• _Supplied information_
>>>>>

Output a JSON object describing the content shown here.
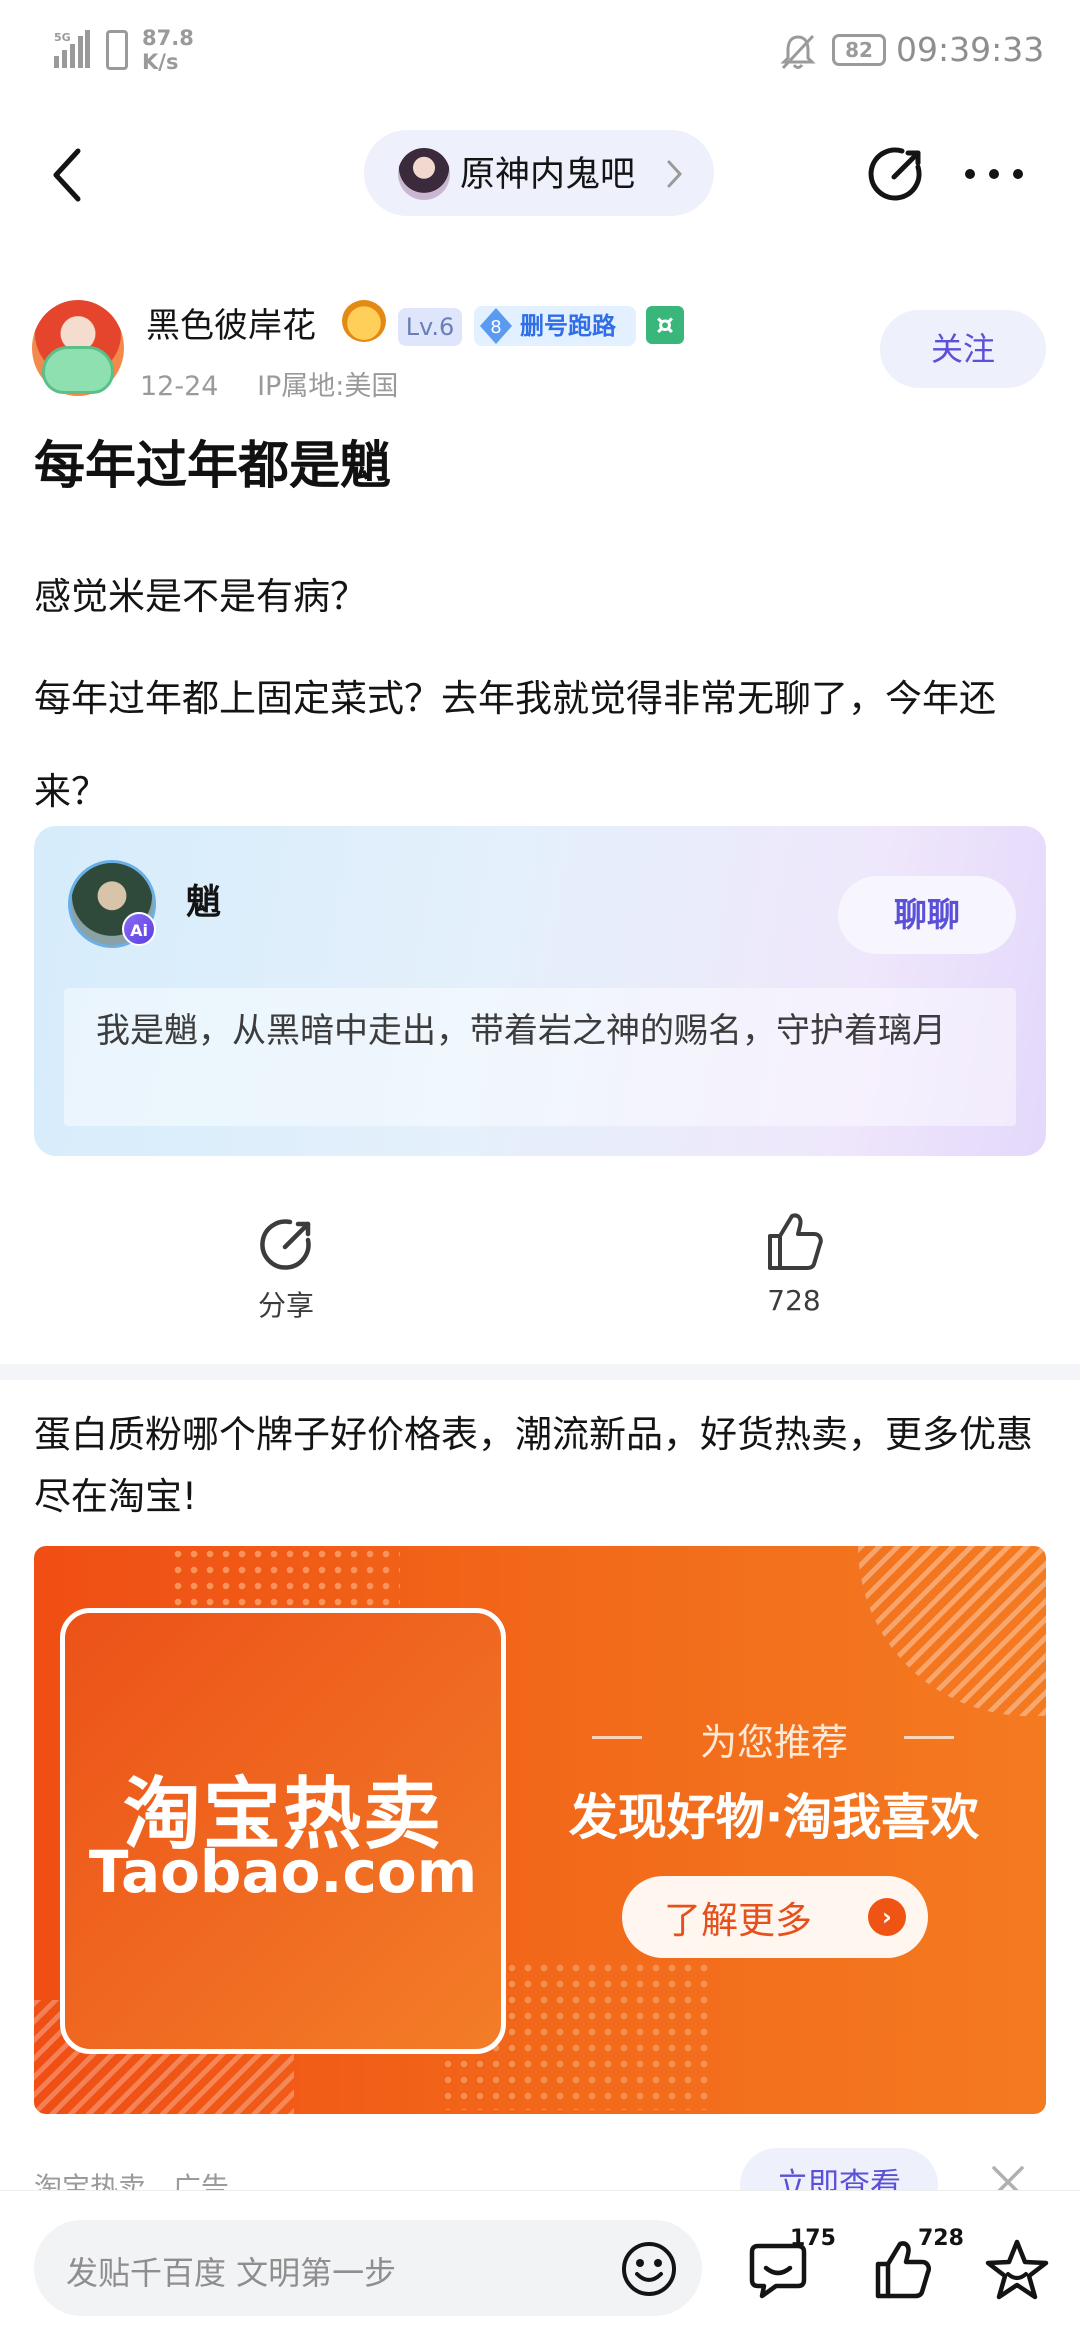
{
  "status_bar": {
    "network": "5G",
    "speed_value": "87.8",
    "speed_unit": "K/s",
    "battery": "82",
    "time": "09:39:33"
  },
  "nav": {
    "forum_name": "原神内鬼吧"
  },
  "post": {
    "author_name": "黑色彼岸花",
    "level": "Lv.6",
    "badge_number": "8",
    "badge_text": "删号跑路",
    "date": "12-24",
    "ip_location": "IP属地:美国",
    "follow_label": "关注",
    "title": "每年过年都是魈",
    "paragraph1": "感觉米是不是有病？",
    "paragraph2": "每年过年都上固定菜式？去年我就觉得非常无聊了，今年还来？"
  },
  "ai_card": {
    "name": "魈",
    "badge": "Ai",
    "chat_label": "聊聊",
    "description": "我是魈，从黑暗中走出，带着岩之神的赐名，守护着璃月"
  },
  "actions": {
    "share_label": "分享",
    "like_count": "728"
  },
  "ad": {
    "title": "蛋白质粉哪个牌子好价格表，潮流新品，好货热卖，更多优惠尽在淘宝!",
    "logo_cn": "淘宝热卖",
    "logo_en": "Taobao.com",
    "recommend": "为您推荐",
    "slogan": "发现好物·淘我喜欢",
    "cta": "了解更多",
    "source": "淘宝热卖",
    "ad_label": "广告",
    "view_label": "立即查看"
  },
  "bottom_bar": {
    "placeholder": "发贴千百度 文明第一步",
    "comment_count": "175",
    "like_count": "728"
  },
  "colors": {
    "accent": "#5b50d8",
    "ad_orange": "#f05414",
    "text": "#141414",
    "muted": "#9a9a9a"
  },
  "icons": [
    "signal-icon",
    "sim-icon",
    "mute-bell-icon",
    "battery-icon",
    "back-icon",
    "chevron-right-icon",
    "share-icon",
    "more-icon",
    "tiger-icon",
    "level-badge",
    "diamond-icon",
    "green-badge-icon",
    "ai-badge-icon",
    "like-icon",
    "arrow-right-icon",
    "close-icon",
    "emoji-icon",
    "comment-icon",
    "star-icon"
  ]
}
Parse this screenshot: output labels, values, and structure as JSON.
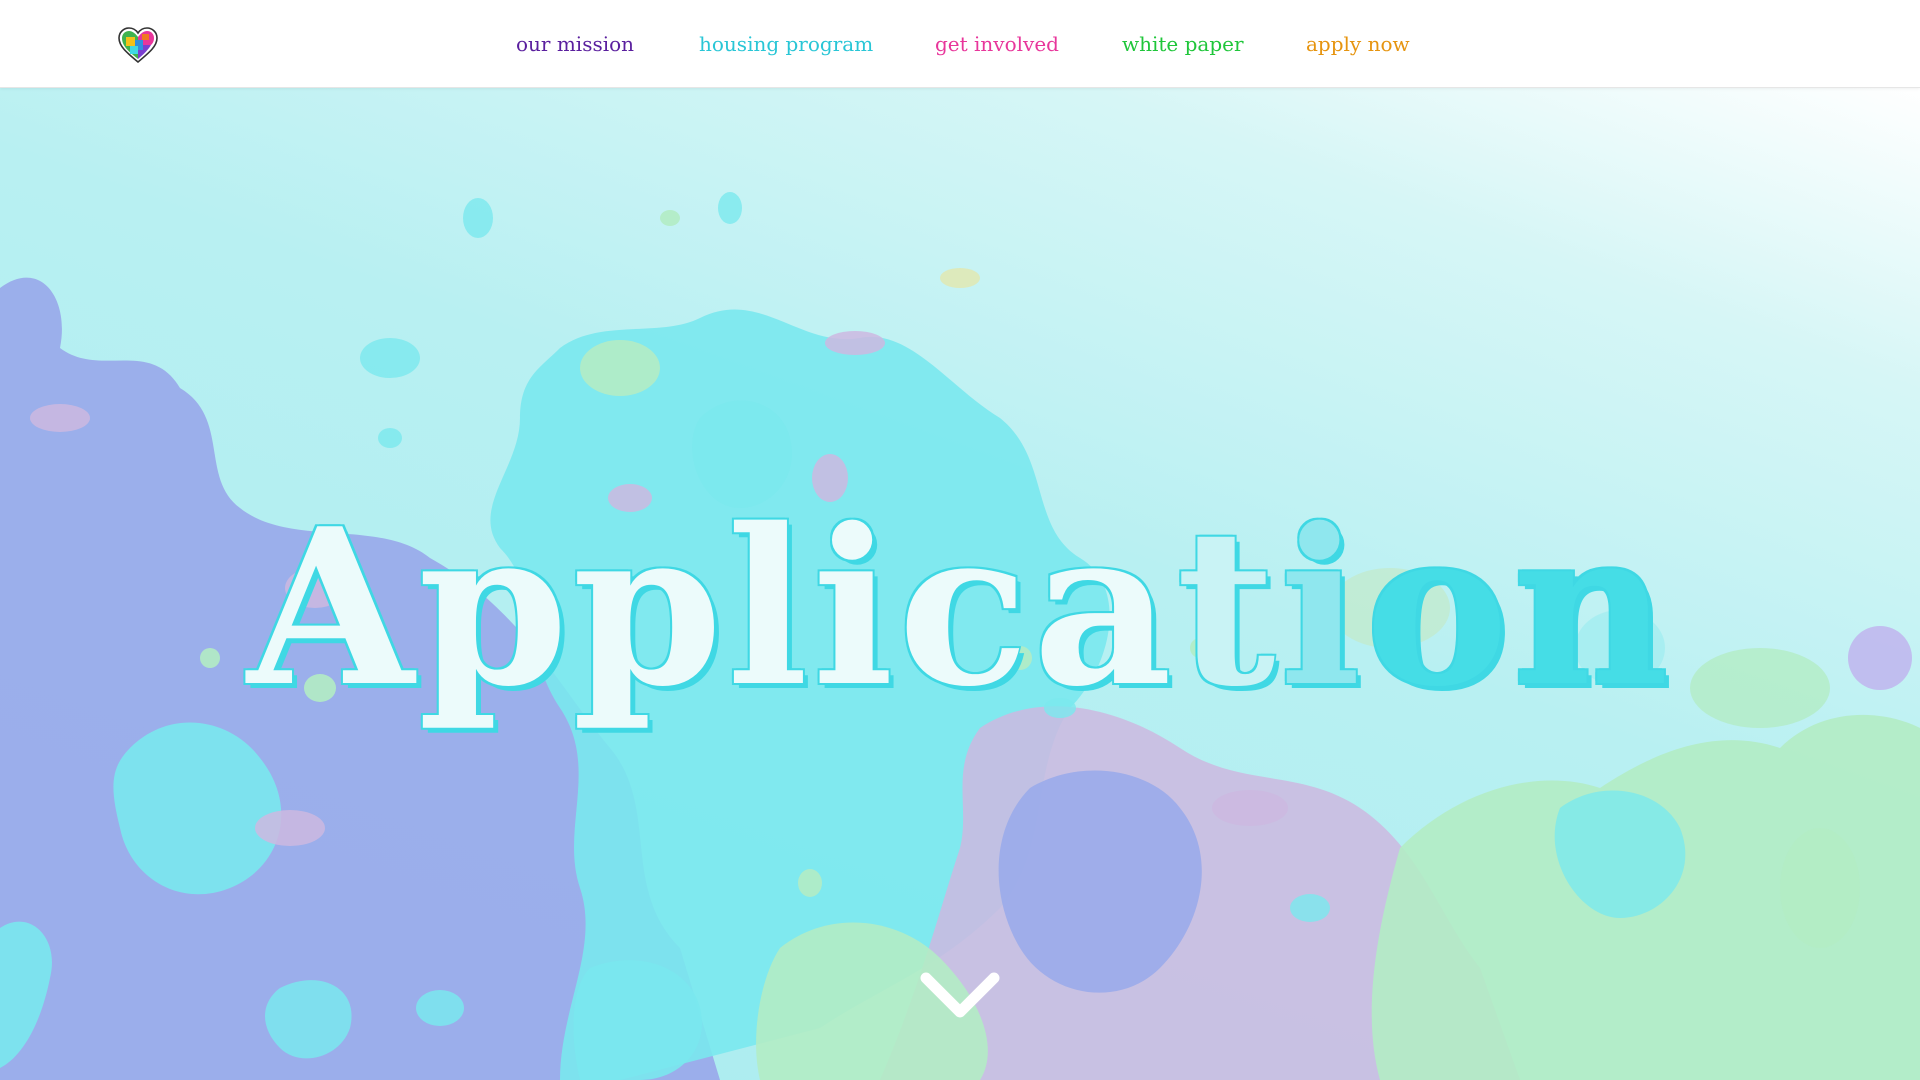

<<<<<

• _What the exercise asks_
Leave the pictures out and copy the rest of the data exactly.

• _Response to this task_
Output a JSON object describing the content shown here.
{
  "status_bar": {
    "network": "5G",
    "speed_value": "87.8",
    "speed_unit": "K/s",
    "battery": "82",
    "time": "09:39:33"
  },
  "nav": {
    "forum_name": "原神内鬼吧"
  },
  "post": {
    "author_name": "黑色彼岸花",
    "level": "Lv.6",
    "badge_number": "8",
    "badge_text": "删号跑路",
    "date": "12-24",
    "ip_location": "IP属地:美国",
    "follow_label": "关注",
    "title": "每年过年都是魈",
    "paragraph1": "感觉米是不是有病？",
    "paragraph2": "每年过年都上固定菜式？去年我就觉得非常无聊了，今年还来？"
  },
  "ai_card": {
    "name": "魈",
    "badge": "Ai",
    "chat_label": "聊聊",
    "description": "我是魈，从黑暗中走出，带着岩之神的赐名，守护着璃月"
  },
  "actions": {
    "share_label": "分享",
    "like_count": "728"
  },
  "ad": {
    "title": "蛋白质粉哪个牌子好价格表，潮流新品，好货热卖，更多优惠尽在淘宝!",
    "logo_cn": "淘宝热卖",
    "logo_en": "Taobao.com",
    "recommend": "为您推荐",
    "slogan": "发现好物·淘我喜欢",
    "cta": "了解更多",
    "source": "淘宝热卖",
    "ad_label": "广告",
    "view_label": "立即查看"
  },
  "bottom_bar": {
    "placeholder": "发贴千百度 文明第一步",
    "comment_count": "175",
    "like_count": "728"
  },
  "colors": {
    "accent": "#5b50d8",
    "ad_orange": "#f05414",
    "text": "#141414",
    "muted": "#9a9a9a"
  },
  "icons": [
    "signal-icon",
    "sim-icon",
    "mute-bell-icon",
    "battery-icon",
    "back-icon",
    "chevron-right-icon",
    "share-icon",
    "more-icon",
    "tiger-icon",
    "level-badge",
    "diamond-icon",
    "green-badge-icon",
    "ai-badge-icon",
    "like-icon",
    "arrow-right-icon",
    "close-icon",
    "emoji-icon",
    "comment-icon",
    "star-icon"
  ]
}
Parse this screenshot: output labels, values, and structure as JSON.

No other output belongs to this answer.